[The data]
****

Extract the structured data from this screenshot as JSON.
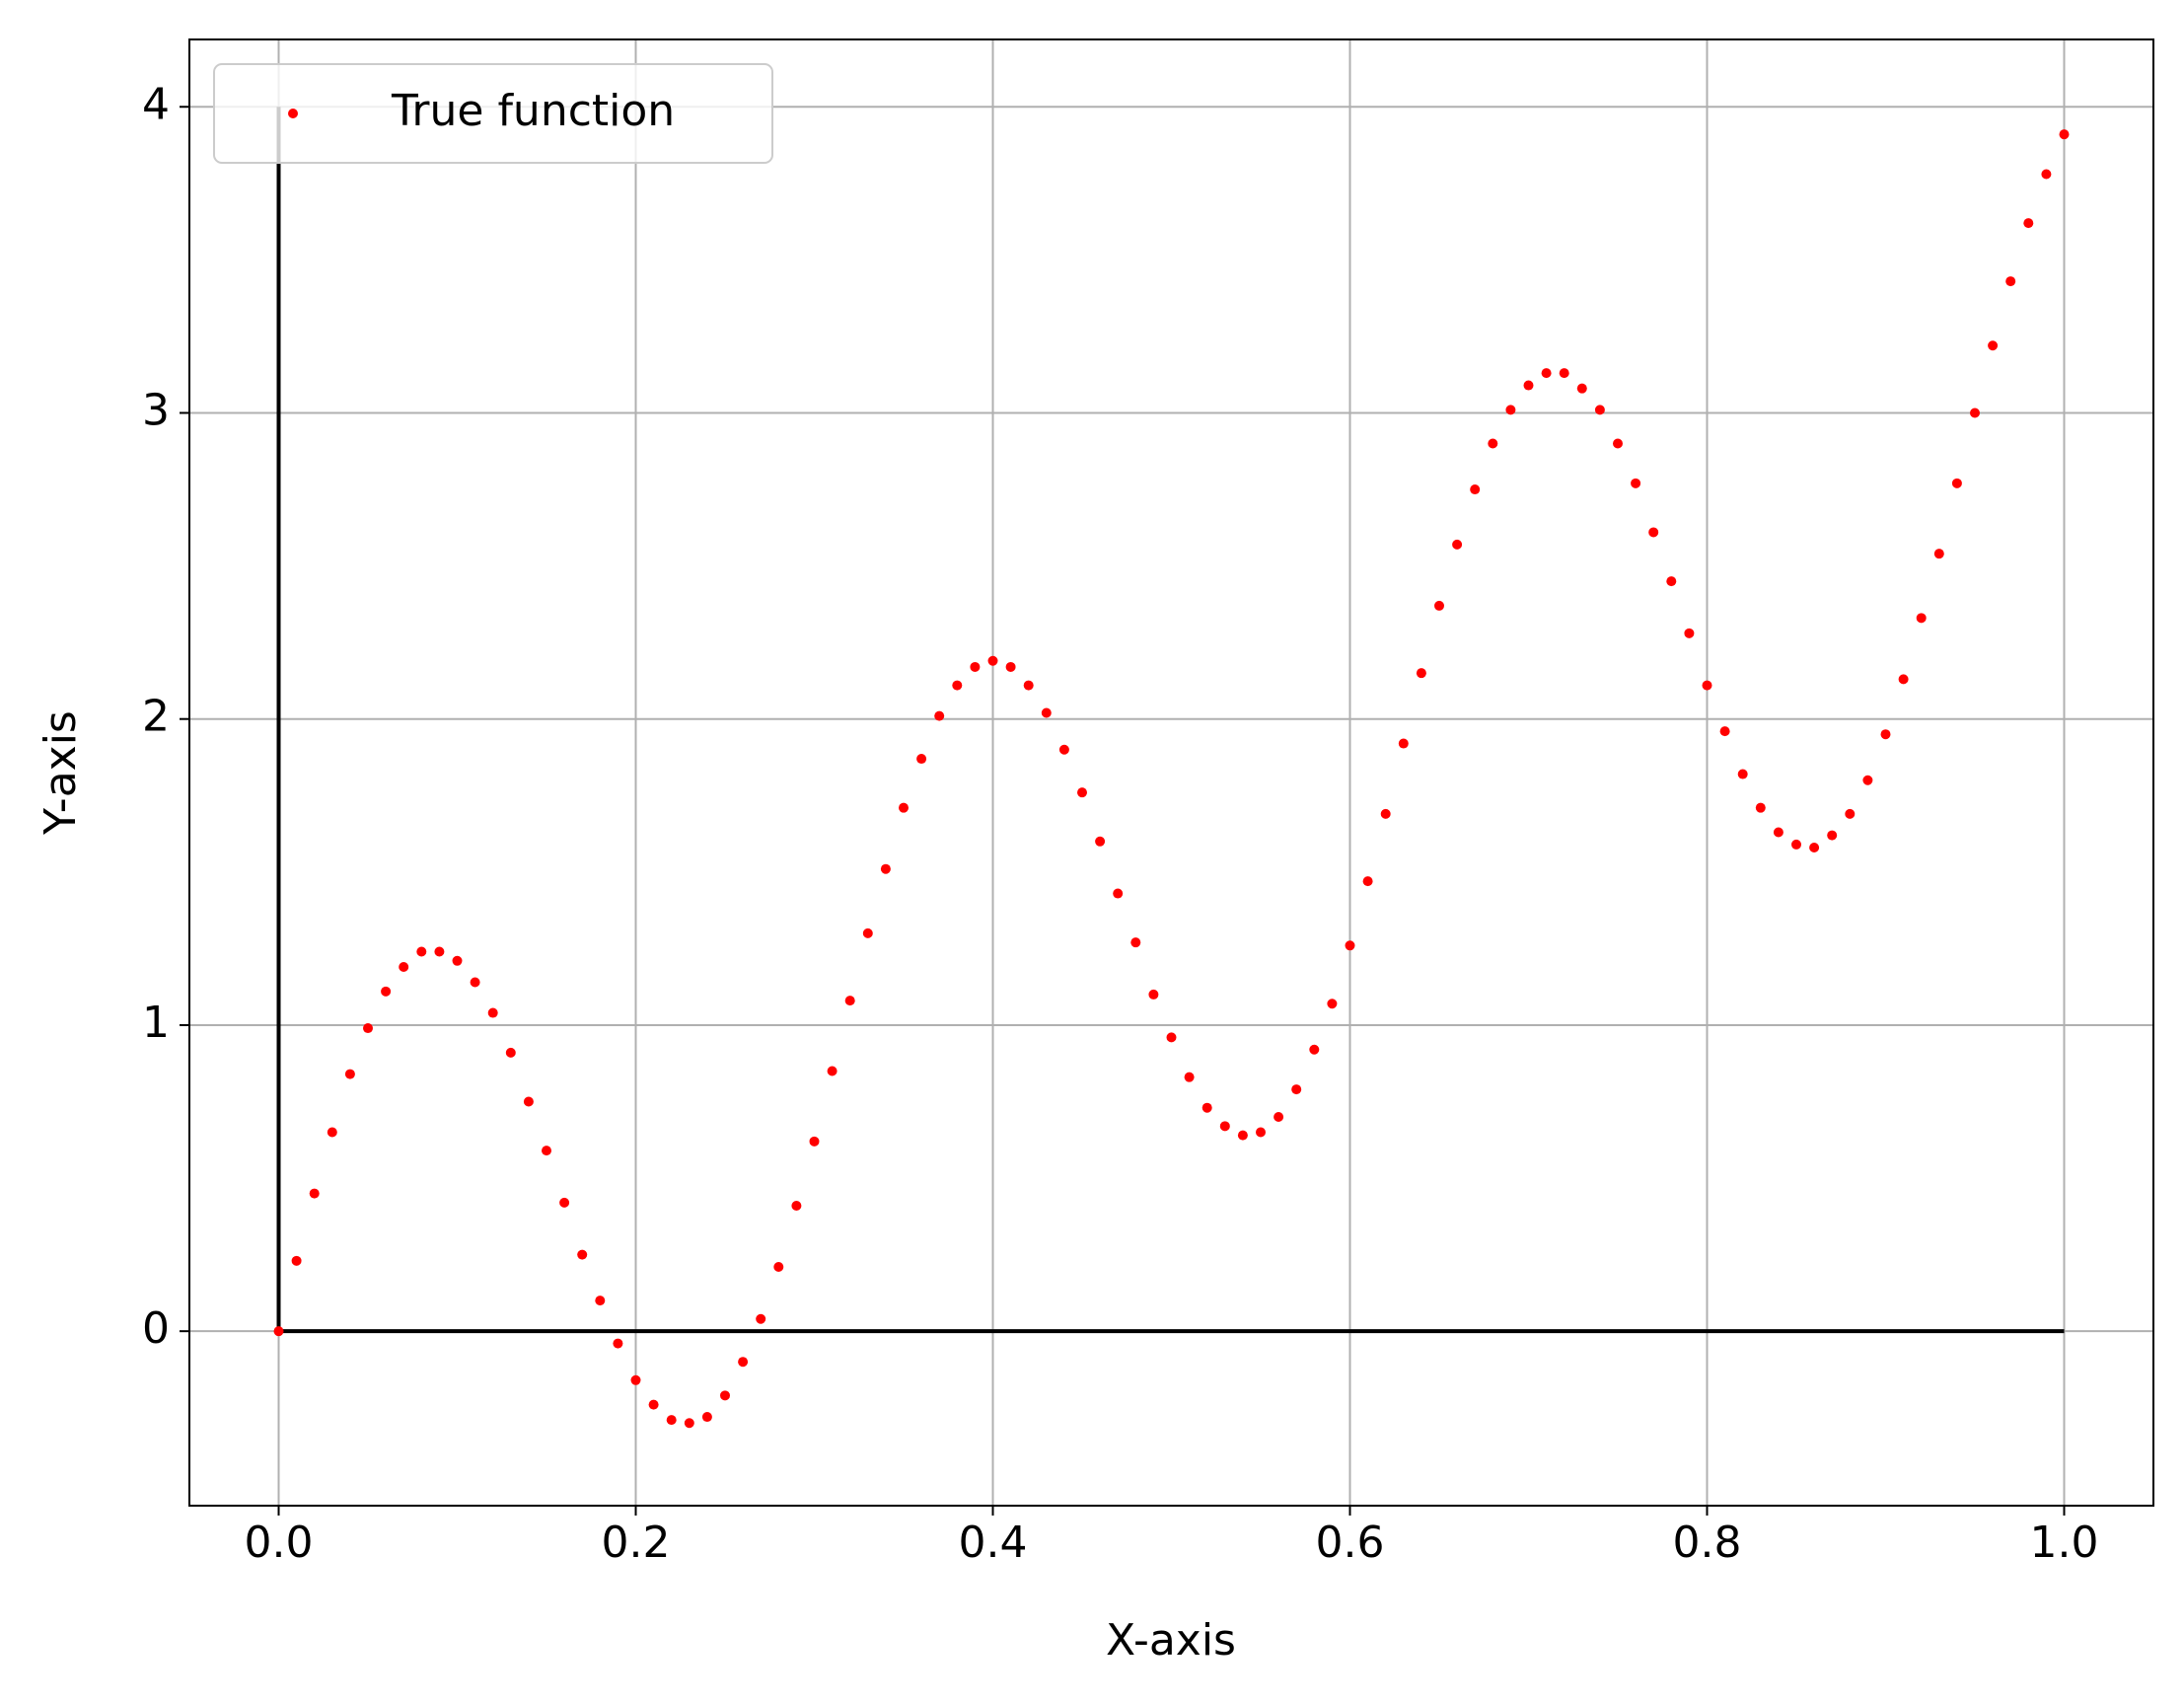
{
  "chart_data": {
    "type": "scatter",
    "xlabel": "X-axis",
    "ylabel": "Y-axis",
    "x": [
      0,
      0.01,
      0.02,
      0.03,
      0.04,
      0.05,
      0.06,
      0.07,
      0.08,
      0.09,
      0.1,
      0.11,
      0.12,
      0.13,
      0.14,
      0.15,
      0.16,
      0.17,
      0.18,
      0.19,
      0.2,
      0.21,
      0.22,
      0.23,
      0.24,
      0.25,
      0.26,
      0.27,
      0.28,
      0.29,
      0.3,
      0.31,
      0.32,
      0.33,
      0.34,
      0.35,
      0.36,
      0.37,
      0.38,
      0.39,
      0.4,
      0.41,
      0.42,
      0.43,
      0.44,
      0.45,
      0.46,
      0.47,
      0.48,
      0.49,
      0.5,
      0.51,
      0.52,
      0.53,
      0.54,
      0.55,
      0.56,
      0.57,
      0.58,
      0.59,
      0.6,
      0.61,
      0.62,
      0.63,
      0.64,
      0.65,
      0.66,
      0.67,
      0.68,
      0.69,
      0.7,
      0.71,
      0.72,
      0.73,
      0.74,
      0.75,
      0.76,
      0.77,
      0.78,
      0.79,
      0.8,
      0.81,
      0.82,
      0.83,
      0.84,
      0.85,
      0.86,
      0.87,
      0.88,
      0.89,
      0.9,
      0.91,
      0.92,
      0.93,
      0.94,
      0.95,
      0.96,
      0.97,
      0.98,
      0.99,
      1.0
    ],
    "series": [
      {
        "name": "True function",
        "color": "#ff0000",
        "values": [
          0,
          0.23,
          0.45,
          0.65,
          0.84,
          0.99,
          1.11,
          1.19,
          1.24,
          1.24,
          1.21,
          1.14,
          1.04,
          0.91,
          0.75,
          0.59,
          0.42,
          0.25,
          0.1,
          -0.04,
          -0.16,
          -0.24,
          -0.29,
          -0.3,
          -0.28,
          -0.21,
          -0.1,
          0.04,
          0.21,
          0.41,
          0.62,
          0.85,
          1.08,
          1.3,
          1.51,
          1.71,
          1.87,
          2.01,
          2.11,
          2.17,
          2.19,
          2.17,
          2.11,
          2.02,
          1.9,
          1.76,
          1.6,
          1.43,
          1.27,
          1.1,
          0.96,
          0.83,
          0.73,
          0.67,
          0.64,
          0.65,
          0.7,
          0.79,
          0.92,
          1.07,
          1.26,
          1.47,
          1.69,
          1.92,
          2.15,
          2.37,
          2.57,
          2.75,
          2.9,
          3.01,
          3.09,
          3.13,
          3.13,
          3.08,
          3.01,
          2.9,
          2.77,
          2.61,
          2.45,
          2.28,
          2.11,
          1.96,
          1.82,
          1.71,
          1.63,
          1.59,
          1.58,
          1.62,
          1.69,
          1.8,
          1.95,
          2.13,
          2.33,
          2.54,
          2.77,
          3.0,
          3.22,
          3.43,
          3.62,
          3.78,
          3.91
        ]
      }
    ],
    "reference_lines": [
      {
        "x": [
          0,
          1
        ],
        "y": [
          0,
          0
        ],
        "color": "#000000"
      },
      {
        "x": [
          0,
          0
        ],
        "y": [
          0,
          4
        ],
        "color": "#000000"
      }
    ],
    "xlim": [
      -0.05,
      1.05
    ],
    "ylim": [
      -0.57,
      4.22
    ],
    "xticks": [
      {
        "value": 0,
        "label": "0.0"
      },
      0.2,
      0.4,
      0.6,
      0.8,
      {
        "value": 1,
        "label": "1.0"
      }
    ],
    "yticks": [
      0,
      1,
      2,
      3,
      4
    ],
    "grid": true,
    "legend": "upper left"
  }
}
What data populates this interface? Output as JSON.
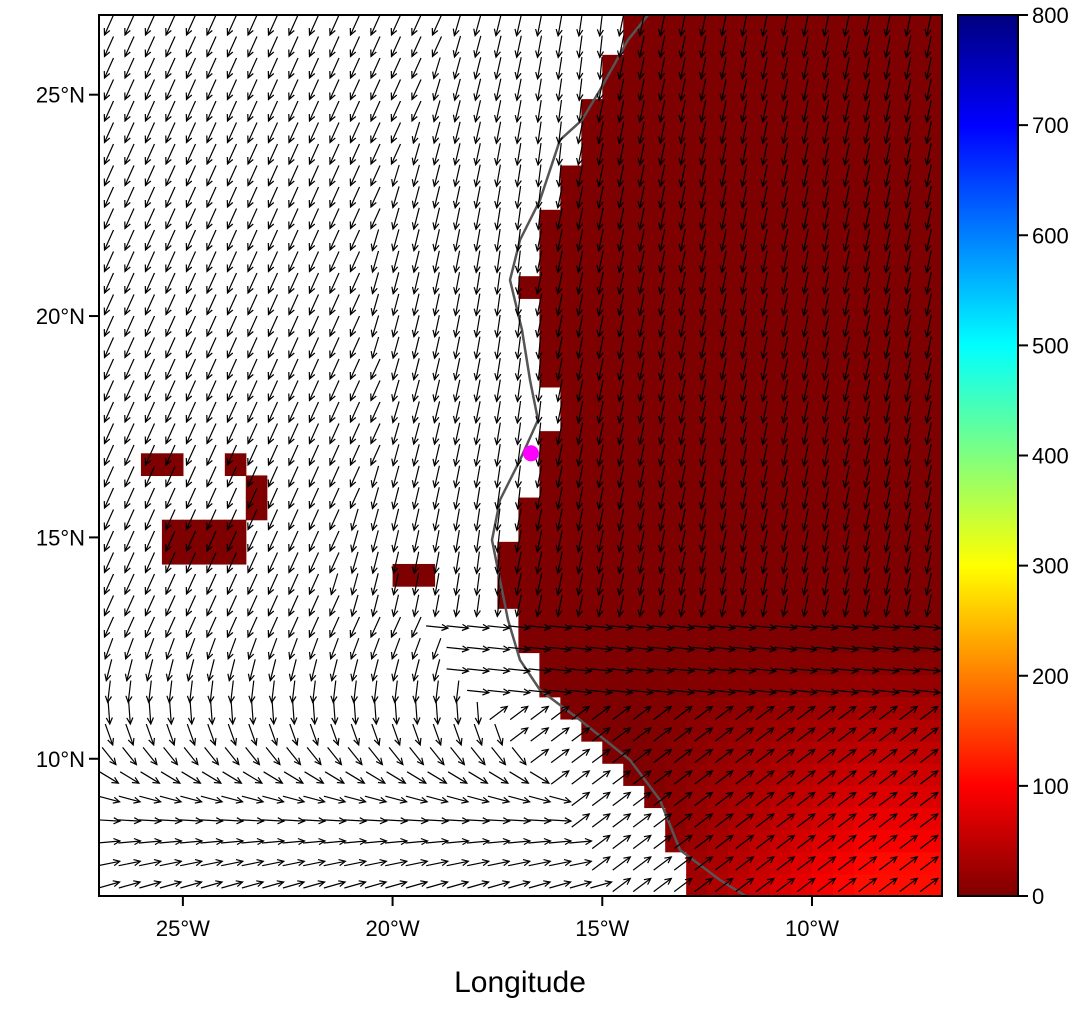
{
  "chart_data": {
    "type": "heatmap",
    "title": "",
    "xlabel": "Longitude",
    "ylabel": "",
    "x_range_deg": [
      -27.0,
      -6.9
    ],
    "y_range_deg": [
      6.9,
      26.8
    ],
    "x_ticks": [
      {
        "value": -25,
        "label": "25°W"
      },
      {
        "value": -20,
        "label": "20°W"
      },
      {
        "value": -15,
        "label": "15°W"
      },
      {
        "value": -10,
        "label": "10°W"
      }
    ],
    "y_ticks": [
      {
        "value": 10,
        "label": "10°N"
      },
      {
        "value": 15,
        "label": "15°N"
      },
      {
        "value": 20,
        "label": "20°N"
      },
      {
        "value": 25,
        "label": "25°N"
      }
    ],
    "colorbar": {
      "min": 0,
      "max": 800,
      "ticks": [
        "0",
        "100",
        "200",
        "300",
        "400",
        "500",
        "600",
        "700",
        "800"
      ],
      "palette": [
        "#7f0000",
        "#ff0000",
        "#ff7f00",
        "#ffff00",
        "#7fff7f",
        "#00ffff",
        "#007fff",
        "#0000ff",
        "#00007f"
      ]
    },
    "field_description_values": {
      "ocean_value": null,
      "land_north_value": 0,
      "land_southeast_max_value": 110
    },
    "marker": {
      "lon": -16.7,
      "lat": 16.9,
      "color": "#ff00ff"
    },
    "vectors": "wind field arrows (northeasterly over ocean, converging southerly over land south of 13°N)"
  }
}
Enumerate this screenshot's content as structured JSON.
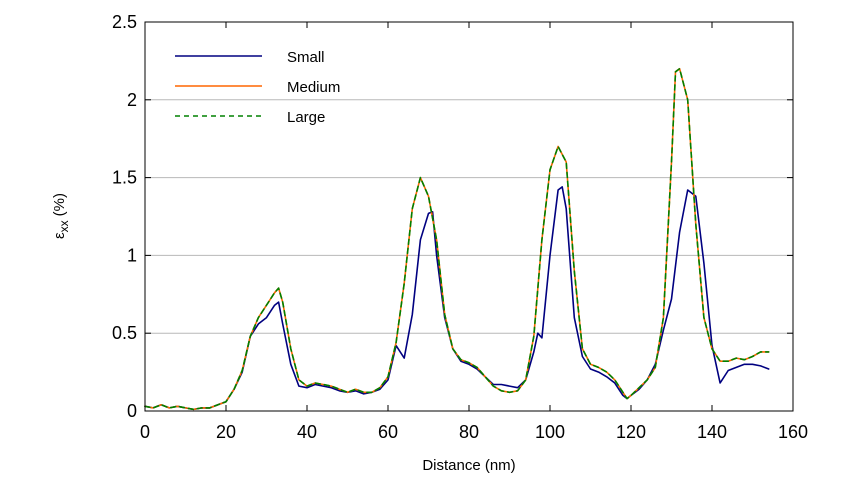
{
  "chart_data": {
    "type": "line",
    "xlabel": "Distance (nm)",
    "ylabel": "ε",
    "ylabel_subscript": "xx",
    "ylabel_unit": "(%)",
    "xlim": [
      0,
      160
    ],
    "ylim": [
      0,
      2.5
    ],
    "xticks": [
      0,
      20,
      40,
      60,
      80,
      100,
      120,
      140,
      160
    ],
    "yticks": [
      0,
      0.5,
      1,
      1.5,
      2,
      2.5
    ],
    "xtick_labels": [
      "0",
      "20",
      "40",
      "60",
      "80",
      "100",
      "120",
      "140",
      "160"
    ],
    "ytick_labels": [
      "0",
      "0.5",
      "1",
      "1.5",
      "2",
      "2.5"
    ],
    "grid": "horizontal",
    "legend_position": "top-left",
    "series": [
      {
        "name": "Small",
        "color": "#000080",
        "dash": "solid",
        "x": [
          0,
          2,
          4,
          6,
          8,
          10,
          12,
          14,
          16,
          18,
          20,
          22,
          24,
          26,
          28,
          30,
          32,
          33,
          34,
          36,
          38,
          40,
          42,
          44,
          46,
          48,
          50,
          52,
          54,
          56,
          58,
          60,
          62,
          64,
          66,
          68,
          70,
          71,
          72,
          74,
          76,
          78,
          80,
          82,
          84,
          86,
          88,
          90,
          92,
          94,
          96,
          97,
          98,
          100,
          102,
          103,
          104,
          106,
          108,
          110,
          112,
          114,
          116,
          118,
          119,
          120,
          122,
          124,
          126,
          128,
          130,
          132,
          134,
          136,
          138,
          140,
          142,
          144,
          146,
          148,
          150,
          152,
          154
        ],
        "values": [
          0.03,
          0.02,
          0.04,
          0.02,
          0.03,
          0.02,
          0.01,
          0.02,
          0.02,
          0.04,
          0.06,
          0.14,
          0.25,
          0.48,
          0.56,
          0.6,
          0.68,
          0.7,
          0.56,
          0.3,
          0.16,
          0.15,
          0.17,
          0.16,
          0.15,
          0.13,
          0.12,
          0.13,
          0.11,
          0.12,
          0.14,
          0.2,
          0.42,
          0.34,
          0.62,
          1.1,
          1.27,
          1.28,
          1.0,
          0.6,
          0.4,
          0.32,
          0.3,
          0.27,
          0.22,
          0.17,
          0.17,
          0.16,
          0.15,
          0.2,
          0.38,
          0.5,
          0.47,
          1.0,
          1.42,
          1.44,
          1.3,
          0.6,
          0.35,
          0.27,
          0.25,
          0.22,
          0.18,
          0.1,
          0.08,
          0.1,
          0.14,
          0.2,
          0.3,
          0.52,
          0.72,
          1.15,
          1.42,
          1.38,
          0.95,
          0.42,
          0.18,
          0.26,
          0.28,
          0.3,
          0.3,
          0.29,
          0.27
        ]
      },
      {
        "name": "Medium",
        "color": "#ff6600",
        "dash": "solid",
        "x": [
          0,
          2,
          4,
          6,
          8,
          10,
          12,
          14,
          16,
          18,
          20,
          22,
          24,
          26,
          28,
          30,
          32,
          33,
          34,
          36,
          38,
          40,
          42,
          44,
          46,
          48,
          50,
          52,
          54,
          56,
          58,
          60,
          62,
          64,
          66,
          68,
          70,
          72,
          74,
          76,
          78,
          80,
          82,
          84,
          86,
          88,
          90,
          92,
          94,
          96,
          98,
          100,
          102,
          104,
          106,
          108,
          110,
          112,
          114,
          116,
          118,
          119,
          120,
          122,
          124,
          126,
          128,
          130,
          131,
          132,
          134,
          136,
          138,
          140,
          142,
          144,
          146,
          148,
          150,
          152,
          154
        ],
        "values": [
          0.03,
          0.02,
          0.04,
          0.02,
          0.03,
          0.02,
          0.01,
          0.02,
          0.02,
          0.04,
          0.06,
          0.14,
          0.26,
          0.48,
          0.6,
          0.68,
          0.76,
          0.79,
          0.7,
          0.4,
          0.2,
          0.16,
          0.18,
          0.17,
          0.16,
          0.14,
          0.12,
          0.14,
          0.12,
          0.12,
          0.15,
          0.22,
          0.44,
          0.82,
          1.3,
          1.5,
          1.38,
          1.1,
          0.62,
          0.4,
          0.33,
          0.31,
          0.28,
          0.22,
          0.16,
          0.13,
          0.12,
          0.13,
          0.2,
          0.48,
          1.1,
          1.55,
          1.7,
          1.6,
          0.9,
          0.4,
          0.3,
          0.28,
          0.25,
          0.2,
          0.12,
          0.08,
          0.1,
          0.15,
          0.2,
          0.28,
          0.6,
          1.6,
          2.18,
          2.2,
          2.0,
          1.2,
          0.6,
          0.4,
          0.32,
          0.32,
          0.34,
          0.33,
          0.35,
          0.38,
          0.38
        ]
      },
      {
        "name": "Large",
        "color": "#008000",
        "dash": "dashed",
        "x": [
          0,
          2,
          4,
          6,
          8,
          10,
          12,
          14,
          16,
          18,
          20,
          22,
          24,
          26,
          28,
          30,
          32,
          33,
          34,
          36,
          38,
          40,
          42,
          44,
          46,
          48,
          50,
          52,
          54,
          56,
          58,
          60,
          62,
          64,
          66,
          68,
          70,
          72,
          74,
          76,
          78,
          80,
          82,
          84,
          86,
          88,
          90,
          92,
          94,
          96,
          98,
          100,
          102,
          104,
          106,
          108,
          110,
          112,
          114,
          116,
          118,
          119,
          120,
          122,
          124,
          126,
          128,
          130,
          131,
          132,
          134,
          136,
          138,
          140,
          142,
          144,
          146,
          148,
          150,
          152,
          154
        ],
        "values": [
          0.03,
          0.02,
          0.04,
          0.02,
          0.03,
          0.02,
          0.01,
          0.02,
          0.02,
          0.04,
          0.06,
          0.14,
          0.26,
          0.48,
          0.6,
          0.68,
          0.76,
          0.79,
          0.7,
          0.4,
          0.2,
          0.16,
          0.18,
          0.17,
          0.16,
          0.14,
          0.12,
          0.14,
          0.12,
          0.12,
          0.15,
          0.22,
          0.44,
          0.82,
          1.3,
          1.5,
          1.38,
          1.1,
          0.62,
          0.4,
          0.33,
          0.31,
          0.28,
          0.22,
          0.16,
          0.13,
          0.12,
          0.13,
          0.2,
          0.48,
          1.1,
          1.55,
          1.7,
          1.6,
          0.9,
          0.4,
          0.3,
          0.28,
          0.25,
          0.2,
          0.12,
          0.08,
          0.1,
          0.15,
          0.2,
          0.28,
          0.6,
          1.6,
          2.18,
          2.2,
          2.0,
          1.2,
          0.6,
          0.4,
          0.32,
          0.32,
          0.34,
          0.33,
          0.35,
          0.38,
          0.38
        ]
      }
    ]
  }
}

****

[Your task] Pick each line holding the word "name" out of the listing.

[Correct answer]
        "name": "True function",
        "name": "Small",
        "name": "Medium",
        "name": "Large",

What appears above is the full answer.